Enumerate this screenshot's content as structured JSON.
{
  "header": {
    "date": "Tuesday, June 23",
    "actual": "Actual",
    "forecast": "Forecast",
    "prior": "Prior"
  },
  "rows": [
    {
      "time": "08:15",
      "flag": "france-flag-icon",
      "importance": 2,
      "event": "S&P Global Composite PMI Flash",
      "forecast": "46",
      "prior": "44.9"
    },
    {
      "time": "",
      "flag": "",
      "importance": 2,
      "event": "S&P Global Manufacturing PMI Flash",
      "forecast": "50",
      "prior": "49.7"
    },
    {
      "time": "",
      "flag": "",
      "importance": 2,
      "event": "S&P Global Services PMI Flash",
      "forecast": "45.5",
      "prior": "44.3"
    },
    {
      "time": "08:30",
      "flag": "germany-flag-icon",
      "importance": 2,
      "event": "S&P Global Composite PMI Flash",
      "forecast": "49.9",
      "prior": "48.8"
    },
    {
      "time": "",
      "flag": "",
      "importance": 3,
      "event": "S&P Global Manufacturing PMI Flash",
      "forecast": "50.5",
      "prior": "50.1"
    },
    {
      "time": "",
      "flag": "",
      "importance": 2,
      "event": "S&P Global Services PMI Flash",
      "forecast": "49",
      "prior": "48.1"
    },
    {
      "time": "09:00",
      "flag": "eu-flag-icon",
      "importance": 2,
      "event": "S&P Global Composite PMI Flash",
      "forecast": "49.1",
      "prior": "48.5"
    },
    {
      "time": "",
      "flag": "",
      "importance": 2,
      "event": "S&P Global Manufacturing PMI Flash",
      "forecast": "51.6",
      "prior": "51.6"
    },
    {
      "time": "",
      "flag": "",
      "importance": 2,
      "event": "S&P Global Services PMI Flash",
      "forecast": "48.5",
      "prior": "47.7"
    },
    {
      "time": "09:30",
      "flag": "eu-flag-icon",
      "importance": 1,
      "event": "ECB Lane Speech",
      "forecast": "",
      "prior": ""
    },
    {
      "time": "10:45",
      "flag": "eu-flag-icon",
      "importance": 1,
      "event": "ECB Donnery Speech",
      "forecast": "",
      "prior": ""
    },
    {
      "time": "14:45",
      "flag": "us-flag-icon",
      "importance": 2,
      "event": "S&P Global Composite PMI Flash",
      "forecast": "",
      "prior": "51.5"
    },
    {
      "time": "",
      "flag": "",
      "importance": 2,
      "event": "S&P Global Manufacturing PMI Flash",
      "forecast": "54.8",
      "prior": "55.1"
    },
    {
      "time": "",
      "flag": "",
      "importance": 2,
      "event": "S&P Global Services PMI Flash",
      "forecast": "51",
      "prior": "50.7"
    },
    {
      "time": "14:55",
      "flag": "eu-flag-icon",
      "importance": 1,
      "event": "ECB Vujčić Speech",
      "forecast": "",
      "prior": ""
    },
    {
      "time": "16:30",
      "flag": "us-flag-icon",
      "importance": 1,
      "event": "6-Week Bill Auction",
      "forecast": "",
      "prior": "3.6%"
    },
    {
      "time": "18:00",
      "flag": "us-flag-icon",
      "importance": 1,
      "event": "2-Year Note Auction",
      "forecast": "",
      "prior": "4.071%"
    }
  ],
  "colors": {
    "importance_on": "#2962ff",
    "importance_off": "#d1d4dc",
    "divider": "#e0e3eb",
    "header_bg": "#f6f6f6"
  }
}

· · · · ·

■ TASK STATEMENT ■
Copy the material above back out, exactly as written.

■ FINAL ANSWER ■
Enumerate this screenshot's content as structured JSON.
{
  "header": {
    "date": "Tuesday, June 23",
    "actual": "Actual",
    "forecast": "Forecast",
    "prior": "Prior"
  },
  "rows": [
    {
      "time": "08:15",
      "flag": "france-flag-icon",
      "importance": 2,
      "event": "S&P Global Composite PMI Flash",
      "forecast": "46",
      "prior": "44.9"
    },
    {
      "time": "",
      "flag": "",
      "importance": 2,
      "event": "S&P Global Manufacturing PMI Flash",
      "forecast": "50",
      "prior": "49.7"
    },
    {
      "time": "",
      "flag": "",
      "importance": 2,
      "event": "S&P Global Services PMI Flash",
      "forecast": "45.5",
      "prior": "44.3"
    },
    {
      "time": "08:30",
      "flag": "germany-flag-icon",
      "importance": 2,
      "event": "S&P Global Composite PMI Flash",
      "forecast": "49.9",
      "prior": "48.8"
    },
    {
      "time": "",
      "flag": "",
      "importance": 3,
      "event": "S&P Global Manufacturing PMI Flash",
      "forecast": "50.5",
      "prior": "50.1"
    },
    {
      "time": "",
      "flag": "",
      "importance": 2,
      "event": "S&P Global Services PMI Flash",
      "forecast": "49",
      "prior": "48.1"
    },
    {
      "time": "09:00",
      "flag": "eu-flag-icon",
      "importance": 2,
      "event": "S&P Global Composite PMI Flash",
      "forecast": "49.1",
      "prior": "48.5"
    },
    {
      "time": "",
      "flag": "",
      "importance": 2,
      "event": "S&P Global Manufacturing PMI Flash",
      "forecast": "51.6",
      "prior": "51.6"
    },
    {
      "time": "",
      "flag": "",
      "importance": 2,
      "event": "S&P Global Services PMI Flash",
      "forecast": "48.5",
      "prior": "47.7"
    },
    {
      "time": "09:30",
      "flag": "eu-flag-icon",
      "importance": 1,
      "event": "ECB Lane Speech",
      "forecast": "",
      "prior": ""
    },
    {
      "time": "10:45",
      "flag": "eu-flag-icon",
      "importance": 1,
      "event": "ECB Donnery Speech",
      "forecast": "",
      "prior": ""
    },
    {
      "time": "14:45",
      "flag": "us-flag-icon",
      "importance": 2,
      "event": "S&P Global Composite PMI Flash",
      "forecast": "",
      "prior": "51.5"
    },
    {
      "time": "",
      "flag": "",
      "importance": 2,
      "event": "S&P Global Manufacturing PMI Flash",
      "forecast": "54.8",
      "prior": "55.1"
    },
    {
      "time": "",
      "flag": "",
      "importance": 2,
      "event": "S&P Global Services PMI Flash",
      "forecast": "51",
      "prior": "50.7"
    },
    {
      "time": "14:55",
      "flag": "eu-flag-icon",
      "importance": 1,
      "event": "ECB Vujčić Speech",
      "forecast": "",
      "prior": ""
    },
    {
      "time": "16:30",
      "flag": "us-flag-icon",
      "importance": 1,
      "event": "6-Week Bill Auction",
      "forecast": "",
      "prior": "3.6%"
    },
    {
      "time": "18:00",
      "flag": "us-flag-icon",
      "importance": 1,
      "event": "2-Year Note Auction",
      "forecast": "",
      "prior": "4.071%"
    }
  ],
  "colors": {
    "importance_on": "#2962ff",
    "importance_off": "#d1d4dc",
    "divider": "#e0e3eb",
    "header_bg": "#f6f6f6"
  }
}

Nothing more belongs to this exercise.